Directions for this task
Find all the lines with "have" and gather them.
Start of Data in this exercise
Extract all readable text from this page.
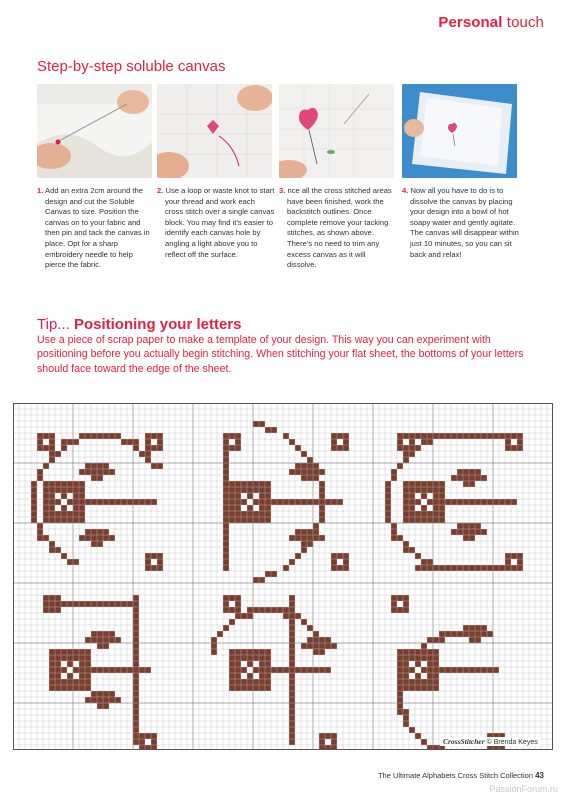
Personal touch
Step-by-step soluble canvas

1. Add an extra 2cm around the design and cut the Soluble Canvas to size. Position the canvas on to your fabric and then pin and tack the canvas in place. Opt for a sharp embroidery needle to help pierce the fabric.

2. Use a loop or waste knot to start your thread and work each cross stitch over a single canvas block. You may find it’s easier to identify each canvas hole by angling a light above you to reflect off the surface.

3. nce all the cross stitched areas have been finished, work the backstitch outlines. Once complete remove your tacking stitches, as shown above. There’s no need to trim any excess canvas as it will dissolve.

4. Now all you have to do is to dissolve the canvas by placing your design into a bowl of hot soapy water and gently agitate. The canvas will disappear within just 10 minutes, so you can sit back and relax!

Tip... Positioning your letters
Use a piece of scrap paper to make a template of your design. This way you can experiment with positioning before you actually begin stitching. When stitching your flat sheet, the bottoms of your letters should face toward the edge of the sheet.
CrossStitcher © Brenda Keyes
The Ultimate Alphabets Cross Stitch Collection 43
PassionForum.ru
End of Data in this exercise
Start of Data in this exercise
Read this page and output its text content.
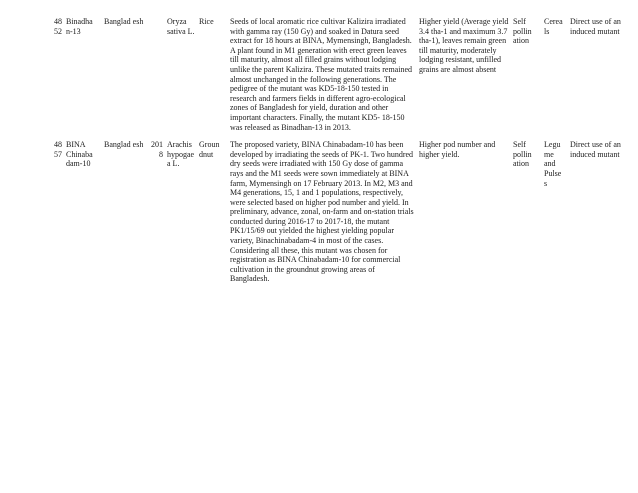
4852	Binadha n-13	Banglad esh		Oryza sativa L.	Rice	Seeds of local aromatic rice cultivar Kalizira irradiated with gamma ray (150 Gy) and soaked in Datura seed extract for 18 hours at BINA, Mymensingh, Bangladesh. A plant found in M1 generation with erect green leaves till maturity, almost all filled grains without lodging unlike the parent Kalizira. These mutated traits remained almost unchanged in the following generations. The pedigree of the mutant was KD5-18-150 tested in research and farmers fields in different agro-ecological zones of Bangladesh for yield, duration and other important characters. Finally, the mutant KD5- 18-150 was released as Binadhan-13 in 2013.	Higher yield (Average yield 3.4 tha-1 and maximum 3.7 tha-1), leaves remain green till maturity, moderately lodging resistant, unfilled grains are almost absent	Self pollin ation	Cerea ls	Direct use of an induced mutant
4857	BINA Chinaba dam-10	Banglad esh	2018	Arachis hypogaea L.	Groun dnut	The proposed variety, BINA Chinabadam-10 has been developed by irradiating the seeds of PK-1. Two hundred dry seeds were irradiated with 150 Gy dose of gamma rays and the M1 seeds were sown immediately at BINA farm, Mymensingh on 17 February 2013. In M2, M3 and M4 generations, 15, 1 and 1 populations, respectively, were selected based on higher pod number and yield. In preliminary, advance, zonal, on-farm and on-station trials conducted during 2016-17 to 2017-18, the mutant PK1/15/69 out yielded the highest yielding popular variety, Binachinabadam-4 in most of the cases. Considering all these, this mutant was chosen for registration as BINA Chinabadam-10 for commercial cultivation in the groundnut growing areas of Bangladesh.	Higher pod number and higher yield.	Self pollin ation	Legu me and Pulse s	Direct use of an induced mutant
End of Data in this exercise
Complete output
3. nce all the cross stitched areas have been finished, work the backstitch outlines. Once complete remove your tacking stitches, as shown above. There’s no need to trim any excess canvas as it will dissolve.
4. Now all you have to do is to dissolve the canvas by placing your design into a bowl of hot soapy water and gently agitate. The canvas will disappear within just 10 minutes, so you can sit back and relax!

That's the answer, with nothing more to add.